WHAT TO DO — The expected output is every entry, repeated exactly.

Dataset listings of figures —

·····

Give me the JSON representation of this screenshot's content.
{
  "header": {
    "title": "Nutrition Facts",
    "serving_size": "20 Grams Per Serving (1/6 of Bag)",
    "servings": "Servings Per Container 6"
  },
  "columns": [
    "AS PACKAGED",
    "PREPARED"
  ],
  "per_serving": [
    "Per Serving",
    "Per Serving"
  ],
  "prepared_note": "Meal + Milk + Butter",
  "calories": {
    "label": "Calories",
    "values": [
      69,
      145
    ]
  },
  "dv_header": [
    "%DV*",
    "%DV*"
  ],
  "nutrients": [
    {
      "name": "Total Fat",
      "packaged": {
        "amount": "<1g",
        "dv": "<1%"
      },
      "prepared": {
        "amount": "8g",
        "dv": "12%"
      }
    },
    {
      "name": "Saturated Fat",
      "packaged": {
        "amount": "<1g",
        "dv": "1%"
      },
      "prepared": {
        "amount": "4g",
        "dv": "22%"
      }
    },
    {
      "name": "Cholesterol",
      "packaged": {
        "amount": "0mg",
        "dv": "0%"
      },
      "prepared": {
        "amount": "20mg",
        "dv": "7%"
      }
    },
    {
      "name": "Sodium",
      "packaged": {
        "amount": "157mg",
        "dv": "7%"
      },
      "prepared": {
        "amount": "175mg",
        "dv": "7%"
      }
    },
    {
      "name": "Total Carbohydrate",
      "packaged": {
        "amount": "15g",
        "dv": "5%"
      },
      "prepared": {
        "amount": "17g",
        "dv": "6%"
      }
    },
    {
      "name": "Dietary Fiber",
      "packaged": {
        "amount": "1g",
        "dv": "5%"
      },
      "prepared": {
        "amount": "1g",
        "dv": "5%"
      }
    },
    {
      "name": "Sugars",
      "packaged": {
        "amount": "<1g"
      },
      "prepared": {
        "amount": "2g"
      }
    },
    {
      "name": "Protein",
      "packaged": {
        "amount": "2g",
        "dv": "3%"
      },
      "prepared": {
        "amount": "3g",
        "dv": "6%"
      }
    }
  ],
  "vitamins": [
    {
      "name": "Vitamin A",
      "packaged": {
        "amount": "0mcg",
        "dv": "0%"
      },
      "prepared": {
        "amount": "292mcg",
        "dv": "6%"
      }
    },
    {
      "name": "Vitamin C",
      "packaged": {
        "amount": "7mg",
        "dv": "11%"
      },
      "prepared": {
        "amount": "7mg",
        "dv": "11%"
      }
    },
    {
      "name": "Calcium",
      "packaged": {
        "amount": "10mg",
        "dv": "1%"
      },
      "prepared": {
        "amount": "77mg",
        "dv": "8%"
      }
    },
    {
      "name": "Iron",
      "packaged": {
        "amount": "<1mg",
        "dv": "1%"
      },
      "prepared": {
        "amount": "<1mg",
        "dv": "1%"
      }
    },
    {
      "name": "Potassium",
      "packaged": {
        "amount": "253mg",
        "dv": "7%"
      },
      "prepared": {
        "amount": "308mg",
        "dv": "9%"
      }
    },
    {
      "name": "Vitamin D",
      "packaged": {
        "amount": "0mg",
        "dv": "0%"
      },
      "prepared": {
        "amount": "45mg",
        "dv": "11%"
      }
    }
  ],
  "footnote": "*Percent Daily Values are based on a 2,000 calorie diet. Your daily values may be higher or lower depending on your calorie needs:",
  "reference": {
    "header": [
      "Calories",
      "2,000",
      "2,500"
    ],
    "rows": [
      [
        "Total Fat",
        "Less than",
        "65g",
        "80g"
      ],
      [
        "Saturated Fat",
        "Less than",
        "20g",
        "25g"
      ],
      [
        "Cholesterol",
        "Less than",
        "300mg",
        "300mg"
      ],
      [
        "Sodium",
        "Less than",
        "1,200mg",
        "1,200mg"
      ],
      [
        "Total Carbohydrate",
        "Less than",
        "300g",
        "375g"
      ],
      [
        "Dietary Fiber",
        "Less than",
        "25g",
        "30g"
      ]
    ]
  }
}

·····

WRITTEN RESPONSE —
Give me the JSON representation of this screenshot's content.
{
  "header": {
    "title": "Nutrition Facts",
    "serving_size": "20 Grams Per Serving (1/6 of Bag)",
    "servings": "Servings Per Container 6"
  },
  "columns": [
    "AS PACKAGED",
    "PREPARED"
  ],
  "per_serving": [
    "Per Serving",
    "Per Serving"
  ],
  "prepared_note": "Meal + Milk + Butter",
  "calories": {
    "label": "Calories",
    "values": [
      69,
      145
    ]
  },
  "dv_header": [
    "%DV*",
    "%DV*"
  ],
  "nutrients": [
    {
      "name": "Total Fat",
      "packaged": {
        "amount": "<1g",
        "dv": "<1%"
      },
      "prepared": {
        "amount": "8g",
        "dv": "12%"
      }
    },
    {
      "name": "Saturated Fat",
      "packaged": {
        "amount": "<1g",
        "dv": "1%"
      },
      "prepared": {
        "amount": "4g",
        "dv": "22%"
      }
    },
    {
      "name": "Cholesterol",
      "packaged": {
        "amount": "0mg",
        "dv": "0%"
      },
      "prepared": {
        "amount": "20mg",
        "dv": "7%"
      }
    },
    {
      "name": "Sodium",
      "packaged": {
        "amount": "157mg",
        "dv": "7%"
      },
      "prepared": {
        "amount": "175mg",
        "dv": "7%"
      }
    },
    {
      "name": "Total Carbohydrate",
      "packaged": {
        "amount": "15g",
        "dv": "5%"
      },
      "prepared": {
        "amount": "17g",
        "dv": "6%"
      }
    },
    {
      "name": "Dietary Fiber",
      "packaged": {
        "amount": "1g",
        "dv": "5%"
      },
      "prepared": {
        "amount": "1g",
        "dv": "5%"
      }
    },
    {
      "name": "Sugars",
      "packaged": {
        "amount": "<1g"
      },
      "prepared": {
        "amount": "2g"
      }
    },
    {
      "name": "Protein",
      "packaged": {
        "amount": "2g",
        "dv": "3%"
      },
      "prepared": {
        "amount": "3g",
        "dv": "6%"
      }
    }
  ],
  "vitamins": [
    {
      "name": "Vitamin A",
      "packaged": {
        "amount": "0mcg",
        "dv": "0%"
      },
      "prepared": {
        "amount": "292mcg",
        "dv": "6%"
      }
    },
    {
      "name": "Vitamin C",
      "packaged": {
        "amount": "7mg",
        "dv": "11%"
      },
      "prepared": {
        "amount": "7mg",
        "dv": "11%"
      }
    },
    {
      "name": "Calcium",
      "packaged": {
        "amount": "10mg",
        "dv": "1%"
      },
      "prepared": {
        "amount": "77mg",
        "dv": "8%"
      }
    },
    {
      "name": "Iron",
      "packaged": {
        "amount": "<1mg",
        "dv": "1%"
      },
      "prepared": {
        "amount": "<1mg",
        "dv": "1%"
      }
    },
    {
      "name": "Potassium",
      "packaged": {
        "amount": "253mg",
        "dv": "7%"
      },
      "prepared": {
        "amount": "308mg",
        "dv": "9%"
      }
    },
    {
      "name": "Vitamin D",
      "packaged": {
        "amount": "0mg",
        "dv": "0%"
      },
      "prepared": {
        "amount": "45mg",
        "dv": "11%"
      }
    }
  ],
  "footnote": "*Percent Daily Values are based on a 2,000 calorie diet. Your daily values may be higher or lower depending on your calorie needs:",
  "reference": {
    "header": [
      "Calories",
      "2,000",
      "2,500"
    ],
    "rows": [
      [
        "Total Fat",
        "Less than",
        "65g",
        "80g"
      ],
      [
        "Saturated Fat",
        "Less than",
        "20g",
        "25g"
      ],
      [
        "Cholesterol",
        "Less than",
        "300mg",
        "300mg"
      ],
      [
        "Sodium",
        "Less than",
        "1,200mg",
        "1,200mg"
      ],
      [
        "Total Carbohydrate",
        "Less than",
        "300g",
        "375g"
      ],
      [
        "Dietary Fiber",
        "Less than",
        "25g",
        "30g"
      ]
    ]
  }
}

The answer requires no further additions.